───── Record list

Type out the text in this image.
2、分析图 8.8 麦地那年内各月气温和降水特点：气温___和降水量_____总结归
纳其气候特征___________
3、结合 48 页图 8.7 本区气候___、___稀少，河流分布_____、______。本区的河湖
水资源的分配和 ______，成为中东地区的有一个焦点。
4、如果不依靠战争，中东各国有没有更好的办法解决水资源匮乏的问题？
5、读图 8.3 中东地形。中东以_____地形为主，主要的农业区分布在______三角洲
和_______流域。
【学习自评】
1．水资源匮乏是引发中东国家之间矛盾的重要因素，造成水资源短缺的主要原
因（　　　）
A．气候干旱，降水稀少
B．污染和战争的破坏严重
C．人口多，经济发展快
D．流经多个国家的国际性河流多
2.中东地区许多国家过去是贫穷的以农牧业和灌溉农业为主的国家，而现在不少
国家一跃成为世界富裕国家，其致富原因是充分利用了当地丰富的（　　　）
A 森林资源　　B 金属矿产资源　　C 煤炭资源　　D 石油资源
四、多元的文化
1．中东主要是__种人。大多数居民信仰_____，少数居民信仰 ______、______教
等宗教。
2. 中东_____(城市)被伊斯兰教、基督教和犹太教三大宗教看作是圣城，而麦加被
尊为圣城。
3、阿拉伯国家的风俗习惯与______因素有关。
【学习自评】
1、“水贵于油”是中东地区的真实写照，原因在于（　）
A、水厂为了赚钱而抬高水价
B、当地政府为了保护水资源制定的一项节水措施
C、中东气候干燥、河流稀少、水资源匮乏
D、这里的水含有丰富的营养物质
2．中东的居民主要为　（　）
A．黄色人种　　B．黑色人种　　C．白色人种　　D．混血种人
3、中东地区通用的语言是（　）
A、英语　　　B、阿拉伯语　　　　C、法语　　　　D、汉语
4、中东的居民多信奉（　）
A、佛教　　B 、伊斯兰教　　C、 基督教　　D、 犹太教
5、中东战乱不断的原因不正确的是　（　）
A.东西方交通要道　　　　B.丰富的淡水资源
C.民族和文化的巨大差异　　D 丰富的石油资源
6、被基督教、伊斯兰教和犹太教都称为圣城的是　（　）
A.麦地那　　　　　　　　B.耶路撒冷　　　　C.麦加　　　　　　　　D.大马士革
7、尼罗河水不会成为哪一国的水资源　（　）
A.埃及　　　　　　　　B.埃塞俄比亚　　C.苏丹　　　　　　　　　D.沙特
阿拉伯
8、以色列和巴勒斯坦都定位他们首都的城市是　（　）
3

──────────

Task directions
Make an exact copy of the records.

Written response
Type out the text in this image.
2、分析图 8.8 麦地那年内各月气温和降水特点：气温___和降水量_____总结归
纳其气候特征___________
3、结合 48 页图 8.7 本区气候___、___稀少，河流分布_____、______。本区的河湖
水资源的分配和 ______，成为中东地区的有一个焦点。
4、如果不依靠战争，中东各国有没有更好的办法解决水资源匮乏的问题？
5、读图 8.3 中东地形。中东以_____地形为主，主要的农业区分布在______三角洲
和_______流域。
【学习自评】
1．水资源匮乏是引发中东国家之间矛盾的重要因素，造成水资源短缺的主要原
因（　　　）
A．气候干旱，降水稀少
B．污染和战争的破坏严重
C．人口多，经济发展快
D．流经多个国家的国际性河流多
2.中东地区许多国家过去是贫穷的以农牧业和灌溉农业为主的国家，而现在不少
国家一跃成为世界富裕国家，其致富原因是充分利用了当地丰富的（　　　）
A 森林资源　　B 金属矿产资源　　C 煤炭资源　　D 石油资源
四、多元的文化
1．中东主要是__种人。大多数居民信仰_____，少数居民信仰 ______、______教
等宗教。
2. 中东_____(城市)被伊斯兰教、基督教和犹太教三大宗教看作是圣城，而麦加被
尊为圣城。
3、阿拉伯国家的风俗习惯与______因素有关。
【学习自评】
1、“水贵于油”是中东地区的真实写照，原因在于（　）
A、水厂为了赚钱而抬高水价
B、当地政府为了保护水资源制定的一项节水措施
C、中东气候干燥、河流稀少、水资源匮乏
D、这里的水含有丰富的营养物质
2．中东的居民主要为　（　）
A．黄色人种　　B．黑色人种　　C．白色人种　　D．混血种人
3、中东地区通用的语言是（　）
A、英语　　　B、阿拉伯语　　　　C、法语　　　　D、汉语
4、中东的居民多信奉（　）
A、佛教　　B 、伊斯兰教　　C、 基督教　　D、 犹太教
5、中东战乱不断的原因不正确的是　（　）
A.东西方交通要道　　　　B.丰富的淡水资源
C.民族和文化的巨大差异　　D 丰富的石油资源
6、被基督教、伊斯兰教和犹太教都称为圣城的是　（　）
A.麦地那　　　　　　　　B.耶路撒冷　　　　C.麦加　　　　　　　　D.大马士革
7、尼罗河水不会成为哪一国的水资源　（　）
A.埃及　　　　　　　　B.埃塞俄比亚　　C.苏丹　　　　　　　　　D.沙特
阿拉伯
8、以色列和巴勒斯坦都定位他们首都的城市是　（　）
3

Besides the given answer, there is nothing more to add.